*Tasks to perform*
- a) Could you edit the space station sighting post, rewriting everything from "Moments pass, and" down to "of the sky." with "dot" changed to "speck"?
- b) Answer these questions about the space station sighting post:
(i) What date heads it?
(ii) How long after the predicted time did the station appear?
(iii) How did the dot look at first, before it turned white?

*Quoted passage*
══════════════════════════════
05 April 2009

The Nature of the Dot

I just came back inside from a satisfying viewing of the International Space Station.

It was a good apparition. Since the trajectory for this night's sighting was basically a line across the northern horizon, all I had to do was step out my front door and look up above the row of shops across the street. There was the initial panic and uncertainty in me, the crowd of questions: did I really get the time right? Is it going to be bright enough to see? Is there some haziness or clouds in the NW, where it is supposed to appear? Where is the damn thing?

Moments pass, and more long moments stretching out, and still nothing.

And then, a minute or maybe more after the predicted time, there it is! THERE IT IS! says my whole being. I might even point up at it, just in case anyone strolling by oblivious to this joyous, amazing sight would like to know. Hey, I'll tell them.

And what does it look like? Essentially a dot. A dot, at first murky and ruddyish, then shedding any color and burning brighter and brighter white as it calmy slides across the uncomplaining sky.

It does not look like any plane up there. No plane could possibly follow the speedy but steady trajectory of this high-flyer. And of course, it is just one bright dot, no blinking sidecar accompaniment. A bright white dot moving in a confident but not smug or strident line across a corner of the sky.
══════════════════════════════
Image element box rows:
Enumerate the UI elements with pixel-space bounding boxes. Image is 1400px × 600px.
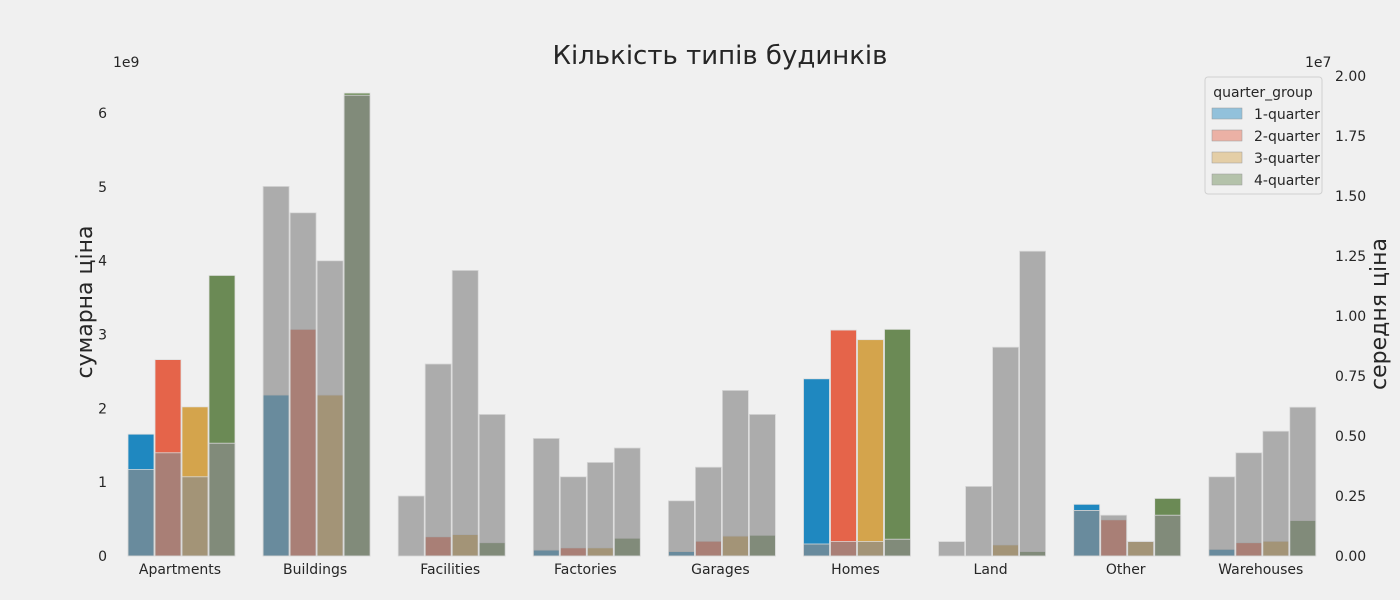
bar-sum-3-quarter-Homes [857,339,884,557]
bar-sum-4-quarter-Homes [884,328,911,557]
bar-mean-1-quarter-Factories [532,437,560,557]
bar-mean-3-quarter-Land [992,346,1019,557]
x-tick-label: Land [974,562,1008,578]
y-axis-right-multiplier: 1e7 [1305,55,1331,71]
bar-mean-3-quarter-Homes [857,541,884,557]
bar-mean-3-quarter-Other [1127,541,1155,557]
legend: quarter_group 1-quarter 2-quarter 3-quarte… [1204,76,1323,195]
y-right-tick-label: 1.75 [1335,129,1366,145]
legend-label: 2-quarter [1254,129,1320,145]
bar-sum-1-quarter-Homes [803,378,830,557]
bar-mean-1-quarter-Garages [668,500,695,557]
bar-mean-1-quarter-Other [1073,509,1101,557]
legend-label: 3-quarter [1254,151,1320,167]
ticks-group: Apartments Buildings Facilities Factories Ga… [98,69,1366,578]
bar-mean-3-quarter-Facilities [451,269,479,557]
bar-mean-2-quarter-Land [965,485,992,557]
bar-mean-4-quarter-Buildings [343,94,371,557]
y-axis-left-label: сумарна ціна [73,226,98,379]
bar-mean-4-quarter-Land [1019,250,1046,557]
y-left-tick-label: 3 [98,328,107,344]
bar-mean-1-quarter-Homes [803,543,830,557]
x-tick-label: Apartments [139,562,221,578]
legend-swatch [1211,129,1243,142]
bar-mean-2-quarter-Warehouses [1235,452,1263,557]
bar-mean-1-quarter-Buildings [262,185,290,557]
bar-mean-3-quarter-Factories [586,461,614,557]
bar-mean-4-quarter-Factories [613,447,641,557]
y-right-tick-label: 0.75 [1335,369,1366,385]
legend-swatch [1211,151,1243,164]
y-left-tick-label: 0 [98,549,107,565]
legend-label: 4-quarter [1254,173,1320,189]
legend-label: 1-quarter [1254,107,1320,123]
bar-mean-1-quarter-Apartments [127,469,155,557]
bar-mean-2-quarter-Homes [830,541,857,557]
bar-mean-2-quarter-Other [1100,514,1128,557]
bar-mean-4-quarter-Facilities [478,413,506,557]
bar-sum-2-quarter-Homes [830,329,857,557]
legend-swatch [1211,107,1243,120]
y-right-tick-label: 1.00 [1335,309,1366,325]
y-left-tick-label: 6 [98,106,107,122]
bar-mean-3-quarter-Apartments [181,476,209,557]
y-right-tick-label: 0.25 [1335,489,1366,505]
y-left-tick-label: 2 [98,401,107,417]
y-axis-right-label: середня ціна [1367,238,1392,390]
chart-title: Кількість типів будинків [553,41,888,71]
bar-mean-1-quarter-Land [938,541,965,557]
y-axis-left-multiplier: 1e9 [113,55,139,71]
y-right-tick-label: 0.00 [1335,549,1366,565]
bar-mean-2-quarter-Garages [695,466,722,557]
bar-mean-3-quarter-Garages [722,389,749,557]
y-left-tick-label: 5 [98,180,107,196]
y-right-tick-label: 1.25 [1335,249,1366,265]
y-right-tick-label: 0.50 [1335,429,1366,445]
legend-title: quarter_group [1213,85,1313,101]
x-tick-label: Buildings [283,562,347,578]
bars-group [127,92,1317,557]
bar-mean-4-quarter-Apartments [208,442,236,557]
bar-mean-4-quarter-Other [1154,514,1182,557]
bar-mean-2-quarter-Factories [559,476,587,557]
bar-mean-1-quarter-Facilities [397,495,425,557]
x-tick-label: Homes [831,562,880,578]
bar-mean-2-quarter-Apartments [154,452,182,557]
y-left-tick-label: 4 [98,254,107,270]
bar-mean-4-quarter-Homes [884,538,911,557]
legend-swatch [1211,173,1243,186]
bar-mean-2-quarter-Buildings [289,212,317,557]
x-tick-label: Factories [554,562,617,578]
x-tick-label: Warehouses [1218,562,1303,578]
bar-mean-3-quarter-Warehouses [1262,430,1290,557]
bar-mean-4-quarter-Garages [749,413,776,557]
bar-mean-1-quarter-Warehouses [1208,476,1236,557]
y-right-tick-label: 1.50 [1335,189,1366,205]
x-tick-label: Facilities [420,562,480,578]
y-right-tick-label: 2.00 [1335,69,1366,85]
bar-mean-4-quarter-Warehouses [1289,406,1317,557]
legend-box [1204,76,1323,195]
x-tick-label: Other [1106,562,1146,578]
y-left-tick-label: 1 [98,475,107,491]
bar-mean-3-quarter-Buildings [316,260,344,557]
bar-mean-2-quarter-Facilities [424,363,452,557]
x-tick-label: Garages [691,562,750,578]
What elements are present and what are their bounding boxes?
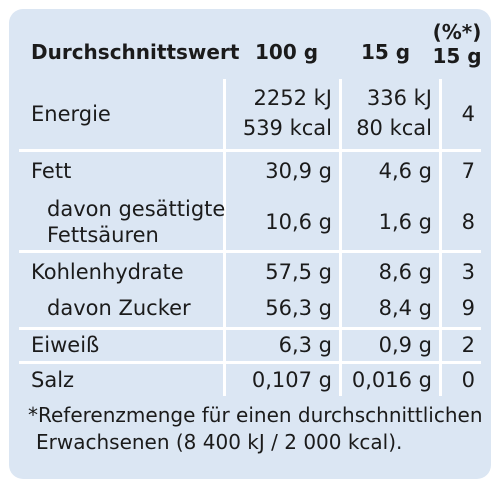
- header-pct-line1: (%*): [432, 20, 482, 44]
- cell-salz-pct: 0: [442, 364, 481, 396]
- cell-kohlenhydrate-15g: 8,6 g 8,4 g: [342, 253, 439, 327]
- cell-energie-100g: 2252 kJ 539 kcal: [226, 79, 339, 149]
- energie-pct-value: 4: [461, 102, 475, 126]
- row-label-gesaettigt-2: Fettsäuren: [47, 223, 159, 247]
- footnote: *Referenzmenge für einen durchschnittlic…: [28, 402, 488, 456]
- footnote-line2: Erwachsenen (8 400 kJ / 2 000 kcal).: [36, 430, 403, 454]
- table-row: Eiweiß: [19, 330, 223, 361]
- cell-eiweiss-100g: 6,3 g: [226, 330, 339, 361]
- energie-100g-kj: 2252 kJ: [253, 86, 332, 110]
- kohlenhydrate-pct: 3: [461, 260, 475, 284]
- salz-15g: 0,016 g: [351, 368, 432, 392]
- cell-fett-pct: 7 8: [442, 152, 481, 250]
- nutrition-table: Energie 2252 kJ 539 kcal 336 kJ 80 kcal …: [19, 79, 481, 396]
- gesaettigt-100g: 10,6 g: [265, 210, 332, 234]
- cell-fett-15g: 4,6 g 1,6 g: [342, 152, 439, 250]
- cell-eiweiss-15g: 0,9 g: [342, 330, 439, 361]
- cell-energie-15g: 336 kJ 80 kcal: [342, 79, 439, 149]
- cell-kohlenhydrate-pct: 3 9: [442, 253, 481, 327]
- row-label-eiweiss: Eiweiß: [31, 333, 100, 357]
- eiweiss-15g: 0,9 g: [378, 333, 432, 357]
- fett-100g: 30,9 g: [265, 159, 332, 183]
- header-per-100g: 100 g: [254, 40, 319, 64]
- table-header: Durchschnittswert 100 g 15 g (%*) 15 g: [9, 9, 491, 81]
- gesaettigt-pct: 8: [461, 210, 475, 234]
- energie-100g-kcal: 539 kcal: [242, 116, 332, 140]
- row-label-fett: Fett: [31, 159, 72, 183]
- header-nutrient: Durchschnittswert: [31, 40, 240, 64]
- eiweiss-100g: 6,3 g: [278, 333, 332, 357]
- salz-pct: 0: [461, 368, 475, 392]
- header-pct-line2: 15 g: [432, 44, 482, 68]
- zucker-15g: 8,4 g: [378, 296, 432, 320]
- header-per-15g: 15 g: [360, 40, 411, 64]
- header-reference-intake: (%*) 15 g: [425, 20, 489, 68]
- cell-salz-100g: 0,107 g: [226, 364, 339, 396]
- energie-15g-kj: 336 kJ: [366, 86, 432, 110]
- row-label-salz: Salz: [31, 368, 75, 392]
- cell-energie-pct: 4: [442, 79, 481, 149]
- footnote-line1: *Referenzmenge für einen durchschnittlic…: [28, 403, 483, 427]
- cell-salz-15g: 0,016 g: [342, 364, 439, 396]
- row-label-kohlenhydrate: Kohlenhydrate: [31, 260, 184, 284]
- energie-15g-kcal: 80 kcal: [356, 116, 432, 140]
- zucker-pct: 9: [461, 296, 475, 320]
- table-row: Kohlenhydrate davon Zucker: [19, 253, 223, 327]
- table-row: Fett davon gesättigte Fettsäuren: [19, 152, 226, 250]
- table-row: Energie: [19, 79, 223, 149]
- salz-100g: 0,107 g: [251, 368, 332, 392]
- row-label-gesaettigt-1: davon gesättigte: [47, 197, 226, 221]
- eiweiss-pct: 2: [461, 333, 475, 357]
- gesaettigt-15g: 1,6 g: [378, 210, 432, 234]
- kohlenhydrate-100g: 57,5 g: [265, 260, 332, 284]
- kohlenhydrate-15g: 8,6 g: [378, 260, 432, 284]
- cell-kohlenhydrate-100g: 57,5 g 56,3 g: [226, 253, 339, 327]
- fett-15g: 4,6 g: [378, 159, 432, 183]
- fett-pct: 7: [461, 159, 475, 183]
- cell-eiweiss-pct: 2: [442, 330, 481, 361]
- row-label-zucker: davon Zucker: [47, 296, 191, 320]
- row-label-energie: Energie: [31, 102, 111, 126]
- cell-fett-100g: 30,9 g 10,6 g: [226, 152, 339, 250]
- table-row: Salz: [19, 364, 223, 396]
- zucker-100g: 56,3 g: [265, 296, 332, 320]
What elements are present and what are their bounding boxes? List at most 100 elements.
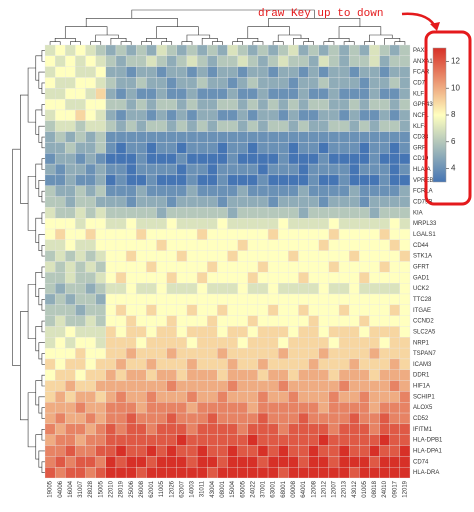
══════════════════════════════
*Answer list*
- a)
Moments pass, and more long moments stretching out, and still nothing.

And then, a minute or maybe more after the predicted time, there it is! THERE IT IS! says my whole being. I might even point up at it, just in case anyone strolling by oblivious to this joyous, amazing sight would like to know. Hey, I'll tell them.

And what does it look like? Essentially a speck. A speck, at first murky and ruddyish, then shedding any color and burning brighter and brighter white as it calmy slides across the uncomplaining sky.

It does not look like any plane up there. No plane could possibly follow the speedy but steady trajectory of this high-flyer. And of course, it is just one bright speck, no blinking sidecar accompaniment. A bright white speck moving in a confident but not smug or strident line across a corner of the sky.

- b)
(i) 05 April 2009
(ii) A minute or maybe more
(iii) Murky and ruddyish